### Task objective
Single out each line with the word "text" and copy it.

### Given records
--

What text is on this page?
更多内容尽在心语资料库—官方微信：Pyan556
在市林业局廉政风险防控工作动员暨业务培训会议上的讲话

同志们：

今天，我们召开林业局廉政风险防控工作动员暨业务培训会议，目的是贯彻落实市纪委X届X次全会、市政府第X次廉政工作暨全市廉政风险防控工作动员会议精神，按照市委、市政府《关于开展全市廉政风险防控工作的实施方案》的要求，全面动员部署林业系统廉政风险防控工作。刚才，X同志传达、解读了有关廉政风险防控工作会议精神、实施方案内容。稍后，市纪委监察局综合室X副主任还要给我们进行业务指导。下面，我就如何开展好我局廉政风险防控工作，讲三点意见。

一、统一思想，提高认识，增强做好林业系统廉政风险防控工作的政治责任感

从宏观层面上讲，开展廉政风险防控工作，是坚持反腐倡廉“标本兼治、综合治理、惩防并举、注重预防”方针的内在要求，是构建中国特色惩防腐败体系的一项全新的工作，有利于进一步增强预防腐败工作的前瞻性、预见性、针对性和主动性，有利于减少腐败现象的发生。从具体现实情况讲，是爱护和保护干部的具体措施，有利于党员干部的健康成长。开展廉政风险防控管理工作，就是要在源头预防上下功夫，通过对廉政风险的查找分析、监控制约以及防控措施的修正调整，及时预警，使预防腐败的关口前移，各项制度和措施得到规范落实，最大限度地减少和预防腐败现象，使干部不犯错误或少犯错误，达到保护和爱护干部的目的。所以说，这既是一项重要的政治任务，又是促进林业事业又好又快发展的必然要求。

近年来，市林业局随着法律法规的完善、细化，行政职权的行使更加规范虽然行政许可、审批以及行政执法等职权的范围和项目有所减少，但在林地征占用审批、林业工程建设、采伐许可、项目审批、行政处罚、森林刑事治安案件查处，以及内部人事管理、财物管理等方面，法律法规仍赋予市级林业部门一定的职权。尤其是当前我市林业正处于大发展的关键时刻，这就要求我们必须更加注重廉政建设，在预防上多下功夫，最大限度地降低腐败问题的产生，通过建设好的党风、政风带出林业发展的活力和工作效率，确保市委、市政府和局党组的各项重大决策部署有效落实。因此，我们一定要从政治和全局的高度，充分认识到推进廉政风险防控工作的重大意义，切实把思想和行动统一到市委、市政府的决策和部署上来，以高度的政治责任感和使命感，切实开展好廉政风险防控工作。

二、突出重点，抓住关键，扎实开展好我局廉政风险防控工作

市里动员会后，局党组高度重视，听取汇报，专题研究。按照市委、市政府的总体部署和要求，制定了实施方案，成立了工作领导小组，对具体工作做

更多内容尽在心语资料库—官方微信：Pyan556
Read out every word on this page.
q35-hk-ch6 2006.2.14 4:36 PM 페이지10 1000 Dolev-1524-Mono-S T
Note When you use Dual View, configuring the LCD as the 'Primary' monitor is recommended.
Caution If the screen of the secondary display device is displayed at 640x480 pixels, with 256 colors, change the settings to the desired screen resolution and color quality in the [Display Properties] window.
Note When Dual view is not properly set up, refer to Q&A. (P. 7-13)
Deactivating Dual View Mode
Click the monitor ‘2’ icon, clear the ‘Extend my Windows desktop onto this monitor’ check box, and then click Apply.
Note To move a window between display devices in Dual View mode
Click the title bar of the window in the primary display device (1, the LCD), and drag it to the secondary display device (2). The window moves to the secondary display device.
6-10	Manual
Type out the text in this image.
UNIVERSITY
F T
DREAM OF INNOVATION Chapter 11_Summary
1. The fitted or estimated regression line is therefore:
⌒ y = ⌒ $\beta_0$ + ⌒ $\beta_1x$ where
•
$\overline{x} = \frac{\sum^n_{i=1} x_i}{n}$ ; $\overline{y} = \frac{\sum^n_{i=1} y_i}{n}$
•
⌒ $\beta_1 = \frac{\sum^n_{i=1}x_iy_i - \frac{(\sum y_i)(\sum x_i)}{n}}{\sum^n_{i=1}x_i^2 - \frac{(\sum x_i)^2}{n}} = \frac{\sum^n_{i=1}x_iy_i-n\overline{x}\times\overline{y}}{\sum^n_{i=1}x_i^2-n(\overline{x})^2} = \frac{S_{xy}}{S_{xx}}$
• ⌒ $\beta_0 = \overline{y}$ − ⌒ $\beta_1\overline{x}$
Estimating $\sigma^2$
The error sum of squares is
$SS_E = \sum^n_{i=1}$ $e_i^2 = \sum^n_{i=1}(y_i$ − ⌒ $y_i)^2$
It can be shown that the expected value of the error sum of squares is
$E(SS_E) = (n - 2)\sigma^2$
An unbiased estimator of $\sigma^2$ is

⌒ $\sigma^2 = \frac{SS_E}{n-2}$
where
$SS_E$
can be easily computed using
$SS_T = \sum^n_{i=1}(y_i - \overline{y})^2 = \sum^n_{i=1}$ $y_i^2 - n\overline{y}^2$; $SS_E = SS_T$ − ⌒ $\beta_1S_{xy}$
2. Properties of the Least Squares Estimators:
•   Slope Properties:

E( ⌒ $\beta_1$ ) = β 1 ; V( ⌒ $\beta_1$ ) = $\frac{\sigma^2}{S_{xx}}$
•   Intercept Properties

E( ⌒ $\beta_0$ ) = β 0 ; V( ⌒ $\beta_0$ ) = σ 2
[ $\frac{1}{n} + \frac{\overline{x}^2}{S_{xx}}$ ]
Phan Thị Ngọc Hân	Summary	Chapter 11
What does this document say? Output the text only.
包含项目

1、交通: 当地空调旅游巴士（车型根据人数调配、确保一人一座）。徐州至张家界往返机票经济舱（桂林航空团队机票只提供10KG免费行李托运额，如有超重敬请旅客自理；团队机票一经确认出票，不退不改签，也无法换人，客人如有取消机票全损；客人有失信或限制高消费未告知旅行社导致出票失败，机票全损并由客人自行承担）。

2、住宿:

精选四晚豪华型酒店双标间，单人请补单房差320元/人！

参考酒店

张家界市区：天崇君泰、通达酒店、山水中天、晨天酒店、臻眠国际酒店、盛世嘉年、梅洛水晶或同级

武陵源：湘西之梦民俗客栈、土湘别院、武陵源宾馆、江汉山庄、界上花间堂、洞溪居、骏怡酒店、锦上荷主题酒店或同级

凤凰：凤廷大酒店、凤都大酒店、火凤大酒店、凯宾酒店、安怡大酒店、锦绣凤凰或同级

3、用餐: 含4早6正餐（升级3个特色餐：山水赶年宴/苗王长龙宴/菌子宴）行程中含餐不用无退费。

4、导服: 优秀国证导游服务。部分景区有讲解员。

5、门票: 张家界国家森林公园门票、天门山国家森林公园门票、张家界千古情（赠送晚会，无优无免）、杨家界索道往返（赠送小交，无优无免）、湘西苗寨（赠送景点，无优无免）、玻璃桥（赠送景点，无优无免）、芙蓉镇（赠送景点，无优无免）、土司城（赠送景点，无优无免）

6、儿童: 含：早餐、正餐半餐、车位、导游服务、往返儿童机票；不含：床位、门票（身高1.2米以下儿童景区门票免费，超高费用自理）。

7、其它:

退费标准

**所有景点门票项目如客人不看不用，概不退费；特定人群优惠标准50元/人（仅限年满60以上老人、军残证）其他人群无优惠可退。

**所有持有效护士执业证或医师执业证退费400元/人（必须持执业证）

--

### The completed task
What text is on this page?
Type out the text in this image.
What does this document say? Output the text only.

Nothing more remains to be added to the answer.